Given instruction ::
Quote word for word the lines starting at the line with "Enumerate this screenshot's" and ending at the final line of the entries. Leave out any pictures.
+++++
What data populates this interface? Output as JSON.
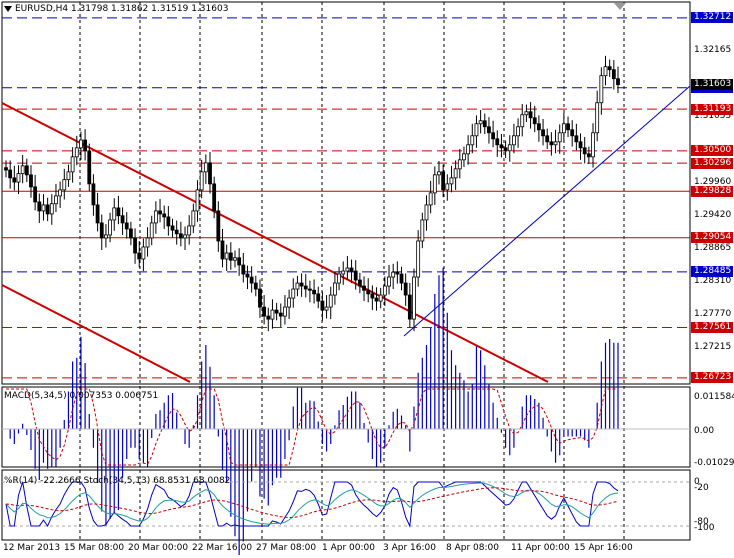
{
  "main": {
    "symbol_info": "EURUSD,H4  1.31798 1.31862 1.31519 1.31603",
    "price_min": 1.2672,
    "price_max": 1.3271,
    "axis_labels": [
      "1.32712",
      "1.32165",
      "1.31055",
      "1.29960",
      "1.29420",
      "1.28865",
      "1.28310",
      "1.27770",
      "1.27215",
      "1.26723"
    ],
    "levels": [
      {
        "label": "1.32712",
        "price": 1.32712,
        "color": "#0000cc",
        "style": "dash"
      },
      {
        "label": "1.31550",
        "price": 1.3155,
        "color": "#0000cc",
        "style": "dash"
      },
      {
        "label": "1.31193",
        "price": 1.31193,
        "color": "#cc0000",
        "style": "dash"
      },
      {
        "label": "1.30500",
        "price": 1.305,
        "color": "#cc0000",
        "style": "dash"
      },
      {
        "label": "1.30296",
        "price": 1.30296,
        "color": "#cc0000",
        "style": "dash"
      },
      {
        "label": "1.29828",
        "price": 1.29828,
        "color": "#cc0000",
        "style": "solid"
      },
      {
        "label": "1.29054",
        "price": 1.29054,
        "color": "#cc0000",
        "style": "solid"
      },
      {
        "label": "1.28485",
        "price": 1.28485,
        "color": "#0000cc",
        "style": "dash"
      },
      {
        "label": "1.27561",
        "price": 1.27561,
        "color": "#cc0000",
        "style": "dash"
      },
      {
        "label": "1.26723",
        "price": 1.26723,
        "color": "#cc0000",
        "style": "dash"
      }
    ],
    "current_price_label": "1.31603"
  },
  "macd": {
    "title": "MACD(5,34,5) 0.007353 0.006751",
    "axis_labels": [
      "0.011584",
      "0.00",
      "-0.010298"
    ]
  },
  "stoch": {
    "title": "%R(14) -22.2666  Stoch(34,5,13) 68.8531 68.0082",
    "axis_labels": [
      "0",
      "-20",
      "-80",
      "-100"
    ]
  },
  "time_labels": [
    "12 Mar 2013",
    "15 Mar 08:00",
    "20 Mar 00:00",
    "22 Mar 16:00",
    "27 Mar 08:00",
    "1 Apr 00:00",
    "3 Apr 16:00",
    "8 Apr 08:00",
    "11 Apr 00:00",
    "15 Apr 16:00"
  ],
  "colors": {
    "grid": "#000000",
    "candle": "#000000",
    "support": "#cc0000",
    "trend": "#0000cc",
    "macd_hist": "#0000cc",
    "macd_signal": "#cc0000",
    "wpr": "#0000cc",
    "stoch_main": "#20a0a0",
    "stoch_signal": "#cc0000"
  },
  "chart_data": {
    "type": "candlestick",
    "symbol": "EURUSD",
    "timeframe": "H4",
    "close_series": [
      1.3018,
      1.3005,
      1.2998,
      1.3012,
      1.3025,
      1.301,
      1.299,
      1.2965,
      1.295,
      1.296,
      1.2945,
      1.2962,
      1.2975,
      1.2985,
      1.3002,
      1.3015,
      1.304,
      1.3055,
      1.3068,
      1.305,
      1.2995,
      1.296,
      1.293,
      1.2905,
      1.291,
      1.2935,
      1.2955,
      1.2942,
      1.293,
      1.292,
      1.2905,
      1.288,
      1.287,
      1.289,
      1.2905,
      1.293,
      1.295,
      1.2945,
      1.294,
      1.2925,
      1.2918,
      1.2912,
      1.2905,
      1.291,
      1.2925,
      1.295,
      1.2985,
      1.3015,
      1.303,
      1.2995,
      1.295,
      1.29,
      1.287,
      1.288,
      1.2868,
      1.2872,
      1.286,
      1.2845,
      1.284,
      1.283,
      1.282,
      1.279,
      1.2775,
      1.277,
      1.2785,
      1.278,
      1.2775,
      1.279,
      1.2805,
      1.282,
      1.283,
      1.2825,
      1.282,
      1.2818,
      1.2812,
      1.28,
      1.2785,
      1.279,
      1.281,
      1.283,
      1.2845,
      1.285,
      1.2855,
      1.285,
      1.2835,
      1.2825,
      1.2818,
      1.2812,
      1.2805,
      1.28,
      1.281,
      1.2825,
      1.284,
      1.2848,
      1.2845,
      1.283,
      1.281,
      1.277,
      1.284,
      1.29,
      1.2935,
      1.296,
      1.298,
      1.301,
      1.3015,
      1.2985,
      1.2995,
      1.3005,
      1.302,
      1.3035,
      1.3045,
      1.306,
      1.3075,
      1.3095,
      1.31,
      1.309,
      1.308,
      1.307,
      1.306,
      1.3055,
      1.305,
      1.306,
      1.3075,
      1.309,
      1.311,
      1.3115,
      1.3105,
      1.3095,
      1.3085,
      1.3075,
      1.3065,
      1.306,
      1.3065,
      1.308,
      1.3095,
      1.3085,
      1.3075,
      1.3065,
      1.3055,
      1.3045,
      1.304,
      1.308,
      1.313,
      1.3175,
      1.319,
      1.3185,
      1.317,
      1.316
    ]
  }
}
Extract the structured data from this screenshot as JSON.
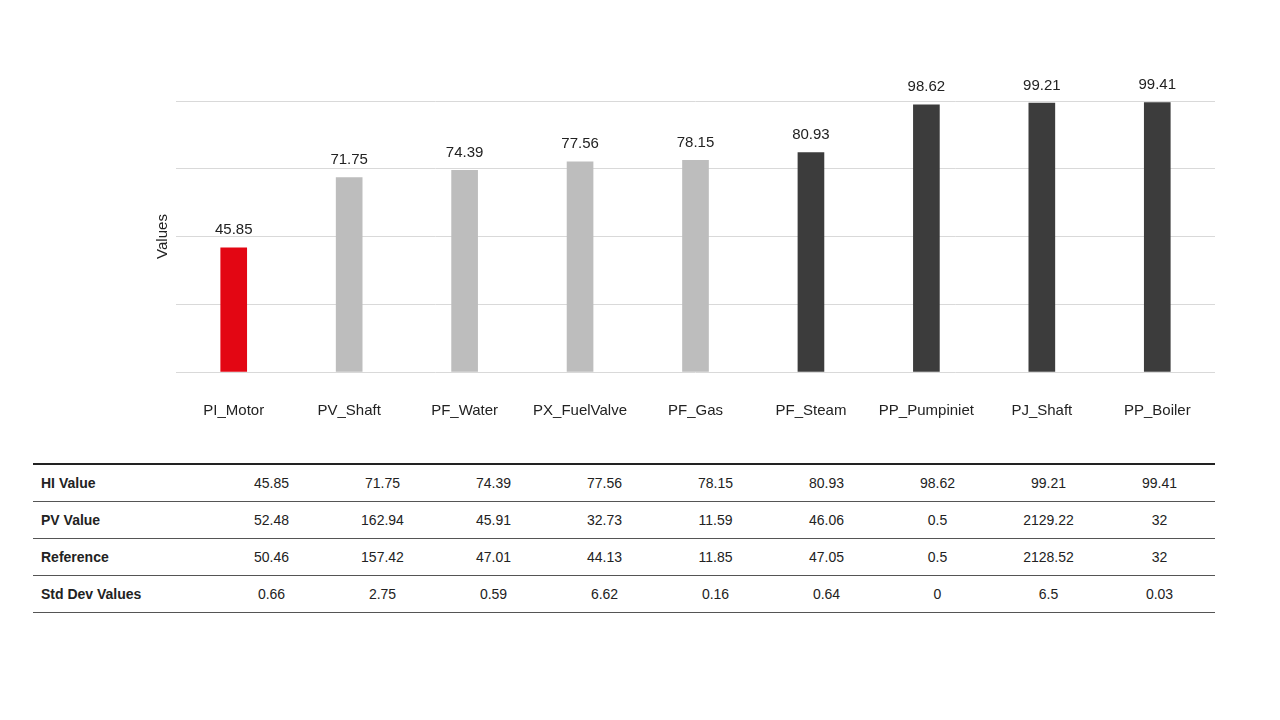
{
  "chart_data": {
    "type": "bar",
    "categories": [
      "PI_Motor",
      "PV_Shaft",
      "PF_Water",
      "PX_FuelValve",
      "PF_Gas",
      "PF_Steam",
      "PP_Pumpiniet",
      "PJ_Shaft",
      "PP_Boiler"
    ],
    "values": [
      45.85,
      71.75,
      74.39,
      77.56,
      78.15,
      80.93,
      98.62,
      99.21,
      99.41
    ],
    "colors": [
      "#e30613",
      "#bdbdbd",
      "#bdbdbd",
      "#bdbdbd",
      "#bdbdbd",
      "#3c3c3c",
      "#3c3c3c",
      "#3c3c3c",
      "#3c3c3c"
    ],
    "ylabel": "Values",
    "ylim": [
      0,
      100
    ],
    "yticks": [
      0,
      25,
      50,
      75,
      100
    ],
    "grid": true,
    "data_labels": true,
    "tick_labels": "x"
  },
  "table": {
    "rows": [
      {
        "label": "HI Value",
        "values": [
          45.85,
          71.75,
          74.39,
          77.56,
          78.15,
          80.93,
          98.62,
          99.21,
          99.41
        ]
      },
      {
        "label": "PV Value",
        "values": [
          52.48,
          162.94,
          45.91,
          32.73,
          11.59,
          46.06,
          0.5,
          2129.22,
          32
        ]
      },
      {
        "label": "Reference",
        "values": [
          50.46,
          157.42,
          47.01,
          44.13,
          11.85,
          47.05,
          0.5,
          2128.52,
          32
        ]
      },
      {
        "label": "Std Dev Values",
        "values": [
          0.66,
          2.75,
          0.59,
          6.62,
          0.16,
          0.64,
          0,
          6.5,
          0.03
        ]
      }
    ]
  }
}
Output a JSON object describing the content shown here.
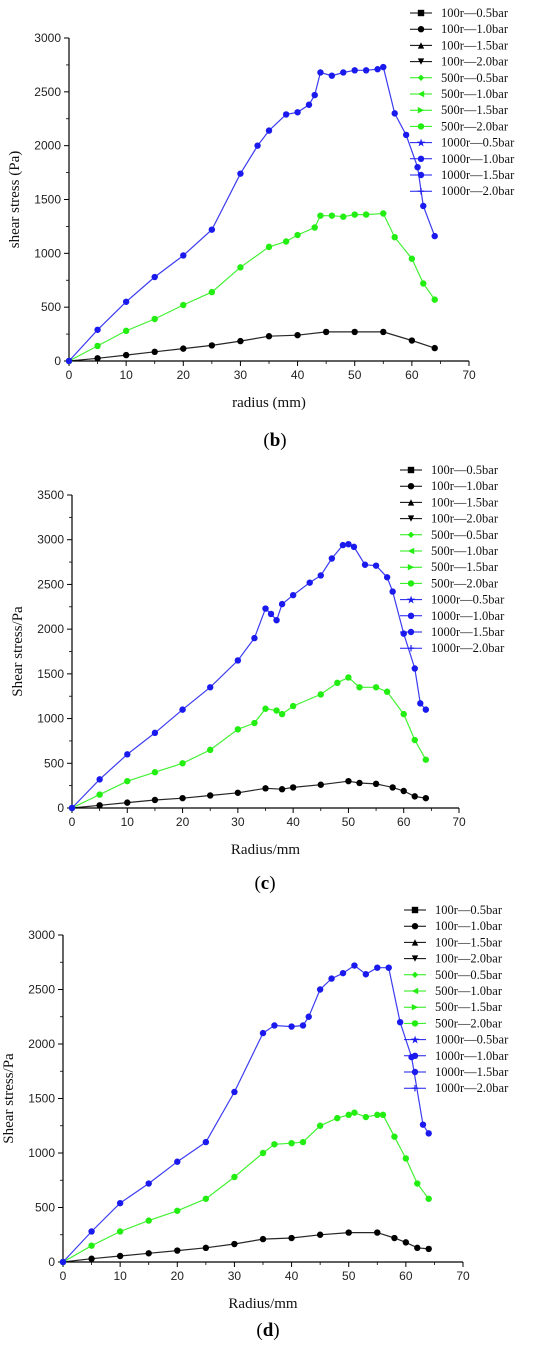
{
  "panels": [
    {
      "key": "b",
      "label_open": "(",
      "label_letter": "b",
      "label_close": ")"
    },
    {
      "key": "c",
      "label_open": "(",
      "label_letter": "c",
      "label_close": ")"
    },
    {
      "key": "d",
      "label_open": "(",
      "label_letter": "d",
      "label_close": ")"
    }
  ],
  "legend_entries": [
    "100r—0.5bar",
    "100r—1.0bar",
    "100r—1.5bar",
    "100r—2.0bar",
    "500r—0.5bar",
    "500r—1.0bar",
    "500r—1.5bar",
    "500r—2.0bar",
    "1000r—0.5bar",
    "1000r—1.0bar",
    "1000r—1.5bar",
    "1000r—2.0bar"
  ],
  "colors": {
    "r100": "#000000",
    "r500": "#22ee11",
    "r1000": "#1a1aee",
    "axis": "#000000"
  },
  "chart_data": [
    {
      "type": "line",
      "panel": "b",
      "title": "",
      "xlabel": "radius (mm)",
      "ylabel": "shear stress (Pa)",
      "xlim": [
        0,
        70
      ],
      "ylim": [
        0,
        3000
      ],
      "xticks": [
        0,
        10,
        20,
        30,
        40,
        50,
        60,
        70
      ],
      "yticks": [
        0,
        500,
        1000,
        1500,
        2000,
        2500,
        3000
      ],
      "legend_position": "top-right",
      "series": [
        {
          "group": "100r",
          "x": [
            0,
            5,
            10,
            15,
            20,
            25,
            30,
            35,
            40,
            45,
            50,
            55,
            60,
            64
          ],
          "y": [
            0,
            25,
            55,
            85,
            115,
            145,
            185,
            230,
            240,
            270,
            270,
            270,
            190,
            120
          ]
        },
        {
          "group": "500r",
          "x": [
            0,
            5,
            10,
            15,
            20,
            25,
            30,
            35,
            38,
            40,
            43,
            44,
            46,
            48,
            50,
            52,
            55,
            57,
            60,
            62,
            64
          ],
          "y": [
            0,
            140,
            280,
            390,
            520,
            640,
            870,
            1060,
            1110,
            1170,
            1240,
            1350,
            1350,
            1340,
            1360,
            1360,
            1370,
            1150,
            950,
            720,
            570
          ]
        },
        {
          "group": "1000r",
          "x": [
            0,
            5,
            10,
            15,
            20,
            25,
            30,
            33,
            35,
            38,
            40,
            42,
            43,
            44,
            46,
            48,
            50,
            52,
            54,
            55,
            57,
            59,
            61,
            62,
            64
          ],
          "y": [
            0,
            290,
            550,
            780,
            980,
            1220,
            1740,
            2000,
            2140,
            2290,
            2310,
            2380,
            2470,
            2680,
            2650,
            2680,
            2700,
            2700,
            2710,
            2730,
            2300,
            2100,
            1800,
            1440,
            1160
          ]
        }
      ]
    },
    {
      "type": "line",
      "panel": "c",
      "title": "",
      "xlabel": "Radius/mm",
      "ylabel": "Shear stress/Pa",
      "xlim": [
        0,
        70
      ],
      "ylim": [
        0,
        3500
      ],
      "xticks": [
        0,
        10,
        20,
        30,
        40,
        50,
        60,
        70
      ],
      "yticks": [
        0,
        500,
        1000,
        1500,
        2000,
        2500,
        3000,
        3500
      ],
      "legend_position": "top-right",
      "series": [
        {
          "group": "100r",
          "x": [
            0,
            5,
            10,
            15,
            20,
            25,
            30,
            35,
            38,
            40,
            45,
            50,
            52,
            55,
            58,
            60,
            62,
            64
          ],
          "y": [
            0,
            30,
            60,
            90,
            110,
            140,
            170,
            220,
            210,
            230,
            260,
            300,
            280,
            270,
            230,
            190,
            130,
            110
          ]
        },
        {
          "group": "500r",
          "x": [
            0,
            5,
            10,
            15,
            20,
            25,
            30,
            33,
            35,
            37,
            38,
            40,
            45,
            48,
            50,
            52,
            55,
            57,
            60,
            62,
            64
          ],
          "y": [
            0,
            150,
            300,
            400,
            500,
            650,
            880,
            950,
            1110,
            1090,
            1050,
            1140,
            1270,
            1400,
            1460,
            1350,
            1350,
            1300,
            1050,
            760,
            540
          ]
        },
        {
          "group": "1000r",
          "x": [
            0,
            5,
            10,
            15,
            20,
            25,
            30,
            33,
            35,
            36,
            37,
            38,
            40,
            43,
            45,
            47,
            49,
            50,
            51,
            53,
            55,
            57,
            58,
            60,
            62,
            63,
            64
          ],
          "y": [
            0,
            320,
            600,
            840,
            1100,
            1350,
            1650,
            1900,
            2230,
            2170,
            2100,
            2280,
            2380,
            2520,
            2600,
            2790,
            2940,
            2950,
            2920,
            2720,
            2710,
            2580,
            2420,
            1950,
            1560,
            1170,
            1100
          ]
        }
      ]
    },
    {
      "type": "line",
      "panel": "d",
      "title": "",
      "xlabel": "Radius/mm",
      "ylabel": "Shear stress/Pa",
      "xlim": [
        0,
        70
      ],
      "ylim": [
        0,
        3000
      ],
      "xticks": [
        0,
        10,
        20,
        30,
        40,
        50,
        60,
        70
      ],
      "yticks": [
        0,
        500,
        1000,
        1500,
        2000,
        2500,
        3000
      ],
      "legend_position": "top-right",
      "series": [
        {
          "group": "100r",
          "x": [
            0,
            5,
            10,
            15,
            20,
            25,
            30,
            35,
            40,
            45,
            50,
            55,
            58,
            60,
            62,
            64
          ],
          "y": [
            0,
            30,
            55,
            80,
            105,
            130,
            165,
            210,
            220,
            250,
            270,
            270,
            220,
            180,
            130,
            120
          ]
        },
        {
          "group": "500r",
          "x": [
            0,
            5,
            10,
            15,
            20,
            25,
            30,
            35,
            37,
            40,
            42,
            45,
            48,
            50,
            51,
            53,
            55,
            56,
            58,
            60,
            62,
            64
          ],
          "y": [
            0,
            150,
            280,
            380,
            470,
            580,
            780,
            1000,
            1080,
            1090,
            1100,
            1250,
            1320,
            1350,
            1370,
            1330,
            1350,
            1350,
            1150,
            950,
            720,
            580
          ]
        },
        {
          "group": "1000r",
          "x": [
            0,
            5,
            10,
            15,
            20,
            25,
            30,
            35,
            37,
            40,
            42,
            43,
            45,
            47,
            49,
            51,
            53,
            55,
            57,
            59,
            61,
            63,
            64
          ],
          "y": [
            0,
            280,
            540,
            720,
            920,
            1100,
            1560,
            2100,
            2170,
            2160,
            2170,
            2250,
            2500,
            2600,
            2650,
            2720,
            2640,
            2700,
            2700,
            2200,
            1880,
            1260,
            1180
          ]
        }
      ]
    }
  ]
}
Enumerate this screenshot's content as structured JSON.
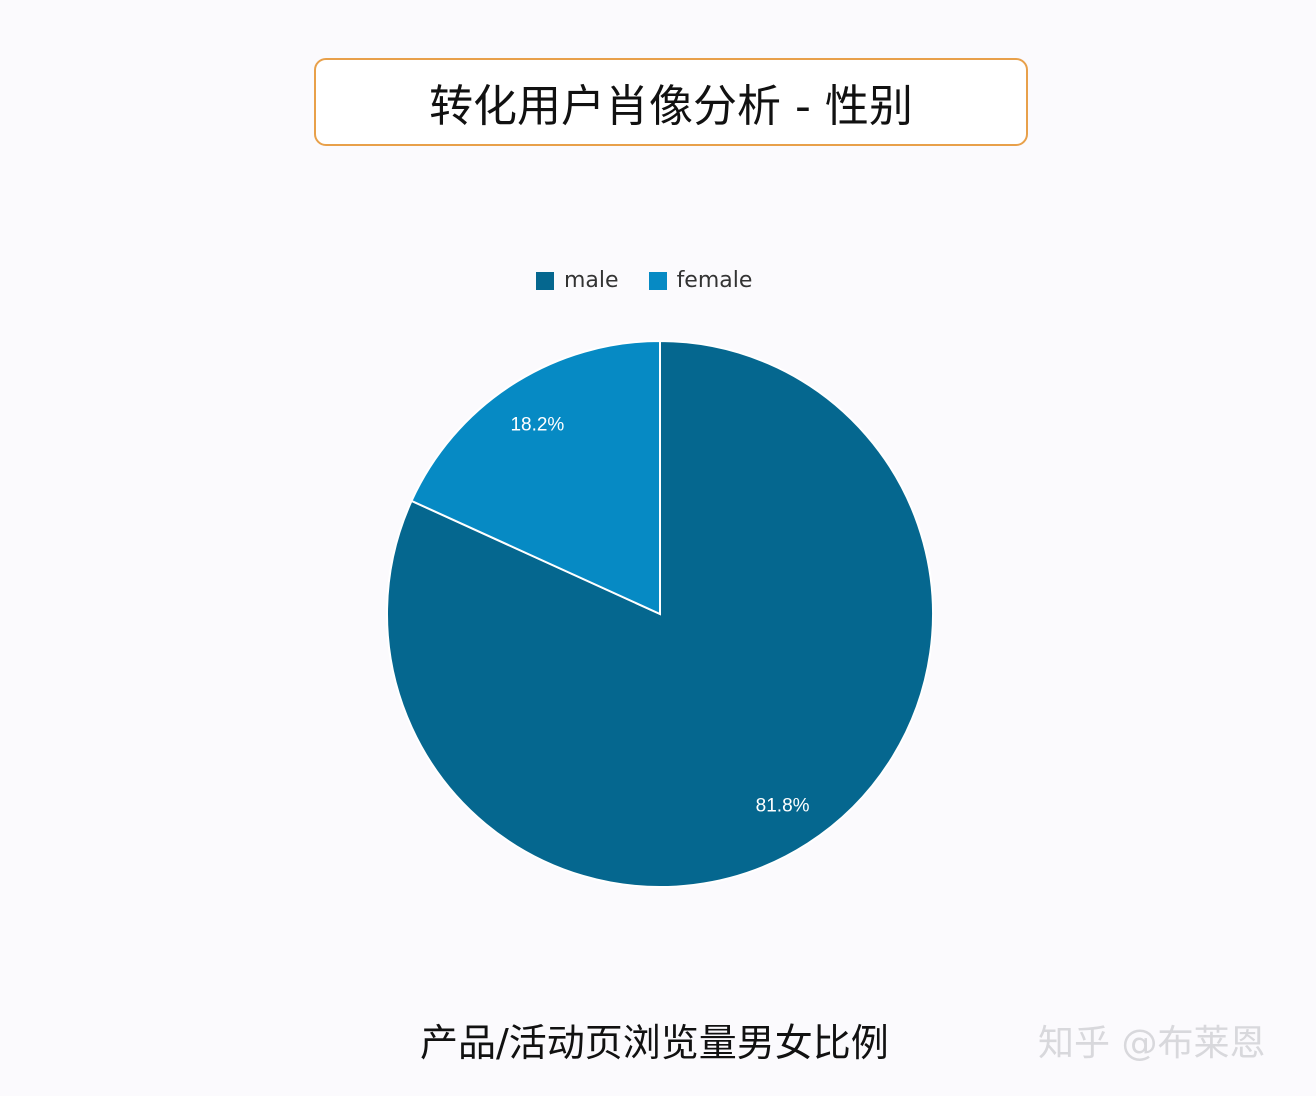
{
  "title": "转化用户肖像分析 - 性别",
  "caption": "产品/活动页浏览量男女比例",
  "watermark": "知乎 @布莱恩",
  "chart_data": {
    "type": "pie",
    "categories": [
      "male",
      "female"
    ],
    "values": [
      81.8,
      18.2
    ],
    "data_labels": [
      "81.8%",
      "18.2%"
    ],
    "colors": [
      "#05678f",
      "#068ac4"
    ],
    "legend_position": "top",
    "start_angle": "12 o'clock, male clockwise"
  }
}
+++++
Answer in full ::
Enumerate this screenshot's content as structured JSON.
{
  "title": "转化用户肖像分析 - 性别",
  "caption": "产品/活动页浏览量男女比例",
  "watermark": "知乎 @布莱恩",
  "chart_data": {
    "type": "pie",
    "categories": [
      "male",
      "female"
    ],
    "values": [
      81.8,
      18.2
    ],
    "data_labels": [
      "81.8%",
      "18.2%"
    ],
    "colors": [
      "#05678f",
      "#068ac4"
    ],
    "legend_position": "top",
    "start_angle": "12 o'clock, male clockwise"
  }
}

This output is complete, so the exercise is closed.